In the text on rheumatologic drug therapy and cardiovascular events in people with HIV, what odds ratio for CHF did Souverein et al. report with oral glucocorticoids?

SELECTED TEXT section start

In this retrospective study, the impact of RDT on incident CVD events among PWH was examined for the first time. Our results showed that use of multiple RDTs, NSAIDs, glucocorticoids, and hypouricemic agents and colchicine were associated with an increased hazard for CVD events compared to no RD medications. Glucocorticoids are a frequently prescribed but have a wide range of metabolic effects relevant for CVD. In one study using a general practice research database of individuals without HIV, Souverein et.al matched 50,656 cases to an equivalent number of aged-matched controls and reported that oral glucocorticoids increased the odds for CHF (OR 2.66; CI 2.46-2.87) and to a lesser degree atherosclerosis and cerebrovascular disease [6]. Non-selective and cyclooxygenase-2 NSAIDs also increase the risk for CVD events in the general population [7,8,9]. Their use has been associated with cardiovascular death, MI, and stroke. Glucocorticoids and NSAIDS are frequently prescribed for a variety of indications besides rheumatologic conditions for PWH but no previous studies have examined how these therapies impact the overall CVD risk and CVD events in this population. Our results suggest that glucocorticoid and NSAIDs were significantly associated with CVD events in PWH, and this may need to be considered when prescribing these medications for this population.

SELECTED TEXT section end
DATASET CONTENT section start

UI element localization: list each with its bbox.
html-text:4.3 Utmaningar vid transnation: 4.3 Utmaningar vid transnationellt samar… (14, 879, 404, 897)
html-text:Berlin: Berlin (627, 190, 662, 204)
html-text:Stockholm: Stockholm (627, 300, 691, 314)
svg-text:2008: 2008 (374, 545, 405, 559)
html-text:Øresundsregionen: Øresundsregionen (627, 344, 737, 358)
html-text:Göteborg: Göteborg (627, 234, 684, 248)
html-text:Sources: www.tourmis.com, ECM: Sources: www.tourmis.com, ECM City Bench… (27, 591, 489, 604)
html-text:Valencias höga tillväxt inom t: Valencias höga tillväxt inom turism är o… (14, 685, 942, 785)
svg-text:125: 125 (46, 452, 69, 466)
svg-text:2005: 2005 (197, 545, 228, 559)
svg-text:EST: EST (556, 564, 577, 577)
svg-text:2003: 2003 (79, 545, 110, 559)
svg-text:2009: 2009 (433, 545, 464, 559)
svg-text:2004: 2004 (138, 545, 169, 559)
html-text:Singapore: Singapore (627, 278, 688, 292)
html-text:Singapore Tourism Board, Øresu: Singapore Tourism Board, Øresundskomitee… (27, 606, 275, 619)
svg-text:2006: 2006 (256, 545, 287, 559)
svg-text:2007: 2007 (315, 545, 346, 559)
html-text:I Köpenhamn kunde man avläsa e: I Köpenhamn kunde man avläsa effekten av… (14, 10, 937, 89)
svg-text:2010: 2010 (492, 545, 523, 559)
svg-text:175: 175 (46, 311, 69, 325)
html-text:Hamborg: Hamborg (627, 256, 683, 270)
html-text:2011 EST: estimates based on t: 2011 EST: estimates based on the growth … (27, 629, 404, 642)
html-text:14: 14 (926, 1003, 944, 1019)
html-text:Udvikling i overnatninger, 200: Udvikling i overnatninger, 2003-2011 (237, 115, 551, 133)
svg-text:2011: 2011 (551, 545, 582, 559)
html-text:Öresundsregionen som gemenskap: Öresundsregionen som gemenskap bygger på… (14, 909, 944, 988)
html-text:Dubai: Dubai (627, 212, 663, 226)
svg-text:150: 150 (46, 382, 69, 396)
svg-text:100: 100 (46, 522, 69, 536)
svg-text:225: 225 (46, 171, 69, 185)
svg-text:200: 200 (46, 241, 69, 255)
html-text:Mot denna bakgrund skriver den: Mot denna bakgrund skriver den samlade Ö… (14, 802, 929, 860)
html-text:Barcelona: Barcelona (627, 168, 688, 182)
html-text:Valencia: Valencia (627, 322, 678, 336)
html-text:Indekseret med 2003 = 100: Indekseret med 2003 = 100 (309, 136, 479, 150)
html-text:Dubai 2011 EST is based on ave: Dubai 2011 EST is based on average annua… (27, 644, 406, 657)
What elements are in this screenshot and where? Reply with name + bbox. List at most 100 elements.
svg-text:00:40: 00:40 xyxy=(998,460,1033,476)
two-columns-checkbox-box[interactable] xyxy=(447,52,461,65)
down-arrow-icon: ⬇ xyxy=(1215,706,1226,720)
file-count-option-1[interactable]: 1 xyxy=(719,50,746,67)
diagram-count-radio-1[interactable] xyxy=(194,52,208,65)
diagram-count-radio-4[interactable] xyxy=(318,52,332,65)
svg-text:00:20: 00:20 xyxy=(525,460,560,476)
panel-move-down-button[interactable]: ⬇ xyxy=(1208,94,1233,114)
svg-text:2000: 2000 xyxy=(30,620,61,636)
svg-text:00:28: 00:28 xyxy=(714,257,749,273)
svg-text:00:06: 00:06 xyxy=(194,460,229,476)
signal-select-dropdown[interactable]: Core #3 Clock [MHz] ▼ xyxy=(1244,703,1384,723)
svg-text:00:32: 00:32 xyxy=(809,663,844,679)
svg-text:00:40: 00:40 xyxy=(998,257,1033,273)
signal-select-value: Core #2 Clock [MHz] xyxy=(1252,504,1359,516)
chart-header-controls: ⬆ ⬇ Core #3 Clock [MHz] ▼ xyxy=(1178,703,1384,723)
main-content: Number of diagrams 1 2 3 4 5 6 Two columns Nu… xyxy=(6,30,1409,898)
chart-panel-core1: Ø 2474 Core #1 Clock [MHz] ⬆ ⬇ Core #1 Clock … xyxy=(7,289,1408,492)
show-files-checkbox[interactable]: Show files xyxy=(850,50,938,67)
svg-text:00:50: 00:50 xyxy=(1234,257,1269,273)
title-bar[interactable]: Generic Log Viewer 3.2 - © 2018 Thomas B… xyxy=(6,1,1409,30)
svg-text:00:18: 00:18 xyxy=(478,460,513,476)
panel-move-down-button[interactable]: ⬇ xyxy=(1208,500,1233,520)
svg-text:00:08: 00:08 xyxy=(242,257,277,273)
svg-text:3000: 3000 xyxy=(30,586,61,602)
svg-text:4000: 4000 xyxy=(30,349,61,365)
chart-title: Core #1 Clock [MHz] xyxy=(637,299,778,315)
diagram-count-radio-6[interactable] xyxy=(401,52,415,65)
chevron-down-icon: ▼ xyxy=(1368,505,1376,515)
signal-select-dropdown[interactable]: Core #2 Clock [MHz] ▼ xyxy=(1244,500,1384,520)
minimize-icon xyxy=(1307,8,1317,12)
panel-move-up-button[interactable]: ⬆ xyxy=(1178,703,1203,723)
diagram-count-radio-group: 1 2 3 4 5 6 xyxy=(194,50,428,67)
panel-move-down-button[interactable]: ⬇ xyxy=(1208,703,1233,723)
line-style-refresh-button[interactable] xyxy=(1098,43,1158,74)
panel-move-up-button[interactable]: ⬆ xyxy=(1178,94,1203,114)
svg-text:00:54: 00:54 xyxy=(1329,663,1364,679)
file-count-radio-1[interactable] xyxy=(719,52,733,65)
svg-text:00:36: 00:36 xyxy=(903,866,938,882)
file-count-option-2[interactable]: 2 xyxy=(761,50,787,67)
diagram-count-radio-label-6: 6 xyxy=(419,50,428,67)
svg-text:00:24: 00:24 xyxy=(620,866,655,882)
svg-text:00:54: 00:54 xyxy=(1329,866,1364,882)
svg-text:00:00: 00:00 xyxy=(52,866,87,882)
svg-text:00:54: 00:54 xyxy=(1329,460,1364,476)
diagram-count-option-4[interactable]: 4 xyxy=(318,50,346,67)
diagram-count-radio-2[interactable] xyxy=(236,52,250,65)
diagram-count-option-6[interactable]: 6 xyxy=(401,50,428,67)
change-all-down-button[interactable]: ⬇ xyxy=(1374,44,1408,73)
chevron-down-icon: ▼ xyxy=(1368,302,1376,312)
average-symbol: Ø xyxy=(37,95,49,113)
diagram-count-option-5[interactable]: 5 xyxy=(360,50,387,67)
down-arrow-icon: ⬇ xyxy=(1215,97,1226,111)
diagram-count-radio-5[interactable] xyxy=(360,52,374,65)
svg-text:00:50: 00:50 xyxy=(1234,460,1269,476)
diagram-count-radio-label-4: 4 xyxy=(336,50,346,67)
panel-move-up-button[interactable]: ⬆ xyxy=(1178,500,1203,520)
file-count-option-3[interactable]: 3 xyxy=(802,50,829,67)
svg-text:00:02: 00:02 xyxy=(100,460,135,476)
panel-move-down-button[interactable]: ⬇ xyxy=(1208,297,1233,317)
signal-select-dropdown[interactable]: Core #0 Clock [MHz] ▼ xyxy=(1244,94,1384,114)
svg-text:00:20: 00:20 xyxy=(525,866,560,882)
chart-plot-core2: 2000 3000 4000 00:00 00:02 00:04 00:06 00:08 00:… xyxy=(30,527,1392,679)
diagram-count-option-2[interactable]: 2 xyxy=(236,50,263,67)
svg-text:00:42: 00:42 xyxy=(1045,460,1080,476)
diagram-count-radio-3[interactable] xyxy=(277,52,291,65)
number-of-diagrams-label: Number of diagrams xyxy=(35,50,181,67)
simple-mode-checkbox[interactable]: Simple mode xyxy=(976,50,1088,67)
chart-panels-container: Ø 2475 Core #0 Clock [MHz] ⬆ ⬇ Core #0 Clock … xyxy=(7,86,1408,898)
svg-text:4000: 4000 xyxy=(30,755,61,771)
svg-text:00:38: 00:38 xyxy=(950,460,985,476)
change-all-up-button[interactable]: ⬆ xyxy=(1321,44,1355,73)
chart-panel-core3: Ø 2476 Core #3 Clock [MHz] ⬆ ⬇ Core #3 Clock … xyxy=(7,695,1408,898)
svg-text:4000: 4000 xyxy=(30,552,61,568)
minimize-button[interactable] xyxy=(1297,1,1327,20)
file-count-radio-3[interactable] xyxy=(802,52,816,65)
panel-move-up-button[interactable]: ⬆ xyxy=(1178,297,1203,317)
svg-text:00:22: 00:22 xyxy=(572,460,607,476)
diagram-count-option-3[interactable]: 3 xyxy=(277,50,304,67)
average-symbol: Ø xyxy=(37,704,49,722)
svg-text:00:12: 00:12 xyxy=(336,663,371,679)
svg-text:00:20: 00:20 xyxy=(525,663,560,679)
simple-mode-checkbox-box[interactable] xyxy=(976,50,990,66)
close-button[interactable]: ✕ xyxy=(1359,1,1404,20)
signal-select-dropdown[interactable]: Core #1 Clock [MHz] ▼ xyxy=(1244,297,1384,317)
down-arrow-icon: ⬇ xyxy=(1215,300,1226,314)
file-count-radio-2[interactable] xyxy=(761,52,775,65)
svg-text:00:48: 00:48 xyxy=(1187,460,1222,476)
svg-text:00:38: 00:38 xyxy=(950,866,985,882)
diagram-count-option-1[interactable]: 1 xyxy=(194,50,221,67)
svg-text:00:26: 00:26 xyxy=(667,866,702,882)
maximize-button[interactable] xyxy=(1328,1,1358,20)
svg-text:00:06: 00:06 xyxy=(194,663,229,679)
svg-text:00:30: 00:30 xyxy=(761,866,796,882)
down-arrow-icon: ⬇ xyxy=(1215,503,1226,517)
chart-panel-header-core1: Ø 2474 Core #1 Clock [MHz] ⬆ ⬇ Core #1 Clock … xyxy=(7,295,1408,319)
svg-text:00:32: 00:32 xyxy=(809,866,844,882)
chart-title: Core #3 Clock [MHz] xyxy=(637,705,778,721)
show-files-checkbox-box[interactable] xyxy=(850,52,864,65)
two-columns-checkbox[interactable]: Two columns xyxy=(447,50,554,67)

DATASET CONTENT section end

*TASK ANSWER*
An odds ratio of 2.66 (CI 2.46-2.87).